■ **CHECK YOUR UNDERSTANDING**:
A - In the text on Jack's war service, on which ship does Jack embark for overseas?
B - Rewrite the text on Jack's war service from "In March 1915, he" up to and including "are needed elsewhere.", replacing "Corporal" with "Sergeant".

He would write a number of letters home to his mother Mrs Murphy of Hargreaves street and to Mr F J Every at the Bendigo Advertiser. His fiery letter titled ‘Footballers and Fine weather’ was an attack on those in Bendigo who had not signed up and the anti conscription forces back in Australia. In another letter to Mr Every he is less vitriolic and gives a vivid description of the sports day held in late December between the soldiers of the Commonwealth in Cairo.(Source - Both letters are attached in documents section here)

In March 1915, he is promoted to Corporal with the Postal Corp and as the number of soldiers remaining in Egypt decreases rapidly his skills and knowledge in the postal service are needed elsewhere.

Jack embarks on HMAT Euripides for Overseas. By September of that year he has reached the Base Depot of the Australian Imperial Forces at Estaples in Northern France. Jack is appointed Lance Sergaent in the AIF 5th Division, still in the Postal Corp.

[Source data]
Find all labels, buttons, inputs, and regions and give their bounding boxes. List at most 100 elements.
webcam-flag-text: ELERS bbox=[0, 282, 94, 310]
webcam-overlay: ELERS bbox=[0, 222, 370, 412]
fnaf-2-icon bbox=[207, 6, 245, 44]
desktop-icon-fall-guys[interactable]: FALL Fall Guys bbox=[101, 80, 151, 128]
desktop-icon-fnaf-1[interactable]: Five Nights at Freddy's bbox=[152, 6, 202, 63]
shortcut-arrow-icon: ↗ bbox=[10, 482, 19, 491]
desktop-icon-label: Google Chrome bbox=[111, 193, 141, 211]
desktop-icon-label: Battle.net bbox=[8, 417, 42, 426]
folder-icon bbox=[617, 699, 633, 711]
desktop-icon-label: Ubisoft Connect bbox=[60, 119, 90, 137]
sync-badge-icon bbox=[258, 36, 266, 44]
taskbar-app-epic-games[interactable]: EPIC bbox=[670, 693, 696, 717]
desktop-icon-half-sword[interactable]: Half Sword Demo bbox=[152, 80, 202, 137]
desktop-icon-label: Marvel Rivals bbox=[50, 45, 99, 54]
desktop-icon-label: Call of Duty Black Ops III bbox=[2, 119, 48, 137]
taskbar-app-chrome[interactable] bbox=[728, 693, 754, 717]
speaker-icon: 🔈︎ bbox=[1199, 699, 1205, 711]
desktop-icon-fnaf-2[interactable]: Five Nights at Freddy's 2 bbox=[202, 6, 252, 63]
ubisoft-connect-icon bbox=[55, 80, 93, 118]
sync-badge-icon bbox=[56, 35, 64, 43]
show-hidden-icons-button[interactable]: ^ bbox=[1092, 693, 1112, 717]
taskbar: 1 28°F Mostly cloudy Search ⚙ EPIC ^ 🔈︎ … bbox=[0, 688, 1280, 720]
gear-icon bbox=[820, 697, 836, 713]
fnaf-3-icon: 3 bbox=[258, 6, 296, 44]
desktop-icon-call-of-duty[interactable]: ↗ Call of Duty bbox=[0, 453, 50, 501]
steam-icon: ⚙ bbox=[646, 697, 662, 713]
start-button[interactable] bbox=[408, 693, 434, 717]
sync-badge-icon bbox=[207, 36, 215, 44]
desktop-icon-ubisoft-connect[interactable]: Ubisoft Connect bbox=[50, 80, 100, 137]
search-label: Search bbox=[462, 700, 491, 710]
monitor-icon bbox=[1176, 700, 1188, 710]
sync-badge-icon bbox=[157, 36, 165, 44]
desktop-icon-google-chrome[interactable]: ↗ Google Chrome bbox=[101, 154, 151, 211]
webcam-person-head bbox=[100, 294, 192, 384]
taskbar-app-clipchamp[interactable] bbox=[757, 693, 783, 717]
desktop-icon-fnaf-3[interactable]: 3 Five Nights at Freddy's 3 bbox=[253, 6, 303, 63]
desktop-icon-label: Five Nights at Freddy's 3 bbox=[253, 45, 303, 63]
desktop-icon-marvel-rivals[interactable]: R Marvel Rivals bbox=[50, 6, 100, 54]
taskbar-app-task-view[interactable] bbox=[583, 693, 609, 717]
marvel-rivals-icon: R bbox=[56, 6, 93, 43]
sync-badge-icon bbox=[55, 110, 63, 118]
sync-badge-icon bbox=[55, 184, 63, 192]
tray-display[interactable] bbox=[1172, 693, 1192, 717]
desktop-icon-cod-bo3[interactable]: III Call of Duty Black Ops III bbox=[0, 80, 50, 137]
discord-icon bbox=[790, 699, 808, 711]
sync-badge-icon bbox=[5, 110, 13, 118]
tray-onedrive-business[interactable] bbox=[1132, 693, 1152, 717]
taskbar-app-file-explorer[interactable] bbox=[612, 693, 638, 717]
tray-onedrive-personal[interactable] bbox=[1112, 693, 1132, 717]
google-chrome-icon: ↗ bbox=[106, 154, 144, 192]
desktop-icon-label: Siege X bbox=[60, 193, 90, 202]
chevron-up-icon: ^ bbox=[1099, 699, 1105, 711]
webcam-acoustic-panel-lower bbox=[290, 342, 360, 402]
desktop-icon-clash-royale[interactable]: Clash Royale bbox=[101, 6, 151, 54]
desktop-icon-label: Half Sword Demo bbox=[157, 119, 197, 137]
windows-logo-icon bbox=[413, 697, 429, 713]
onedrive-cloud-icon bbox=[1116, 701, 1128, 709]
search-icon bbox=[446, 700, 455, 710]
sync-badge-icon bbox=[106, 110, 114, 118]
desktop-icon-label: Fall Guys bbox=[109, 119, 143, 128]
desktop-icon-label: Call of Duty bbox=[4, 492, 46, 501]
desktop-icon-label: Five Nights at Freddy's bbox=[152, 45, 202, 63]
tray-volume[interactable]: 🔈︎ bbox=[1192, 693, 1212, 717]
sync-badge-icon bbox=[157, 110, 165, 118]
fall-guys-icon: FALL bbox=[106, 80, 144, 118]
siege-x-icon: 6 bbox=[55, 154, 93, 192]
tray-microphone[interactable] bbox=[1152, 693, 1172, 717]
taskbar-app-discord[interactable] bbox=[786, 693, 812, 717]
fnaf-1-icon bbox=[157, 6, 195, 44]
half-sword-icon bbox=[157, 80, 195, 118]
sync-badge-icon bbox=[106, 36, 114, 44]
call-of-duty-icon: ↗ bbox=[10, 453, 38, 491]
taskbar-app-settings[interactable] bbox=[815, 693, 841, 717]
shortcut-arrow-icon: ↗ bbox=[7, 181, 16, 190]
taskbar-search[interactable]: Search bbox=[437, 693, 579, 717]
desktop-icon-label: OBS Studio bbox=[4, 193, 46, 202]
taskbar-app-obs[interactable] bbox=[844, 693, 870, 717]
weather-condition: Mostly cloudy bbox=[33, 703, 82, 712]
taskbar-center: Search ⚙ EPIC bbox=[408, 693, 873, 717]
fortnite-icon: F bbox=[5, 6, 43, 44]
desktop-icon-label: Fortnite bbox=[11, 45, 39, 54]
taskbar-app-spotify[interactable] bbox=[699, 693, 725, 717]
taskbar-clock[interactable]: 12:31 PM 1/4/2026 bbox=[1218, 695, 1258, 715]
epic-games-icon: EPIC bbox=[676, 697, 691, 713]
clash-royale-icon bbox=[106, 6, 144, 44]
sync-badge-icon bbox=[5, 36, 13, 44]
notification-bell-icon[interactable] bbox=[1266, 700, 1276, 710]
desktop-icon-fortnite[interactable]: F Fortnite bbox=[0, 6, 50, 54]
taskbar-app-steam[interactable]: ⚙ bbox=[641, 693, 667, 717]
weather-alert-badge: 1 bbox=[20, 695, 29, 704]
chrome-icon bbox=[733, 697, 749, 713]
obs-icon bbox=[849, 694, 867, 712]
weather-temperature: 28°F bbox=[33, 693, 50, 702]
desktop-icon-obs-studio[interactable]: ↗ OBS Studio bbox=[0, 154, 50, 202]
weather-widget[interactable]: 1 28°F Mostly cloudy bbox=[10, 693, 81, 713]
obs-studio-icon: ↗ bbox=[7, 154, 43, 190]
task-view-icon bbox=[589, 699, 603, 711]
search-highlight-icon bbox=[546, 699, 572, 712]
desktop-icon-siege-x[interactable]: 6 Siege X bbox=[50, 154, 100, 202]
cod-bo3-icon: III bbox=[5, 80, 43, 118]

■ **ANSWER SET**:
A - HMAT Euripides

B -
In March 1915, he is promoted to Sergeant with the Postal Corp and as the number of soldiers remaining in Egypt decreases rapidly his skills and knowledge in the postal service are needed elsewhere.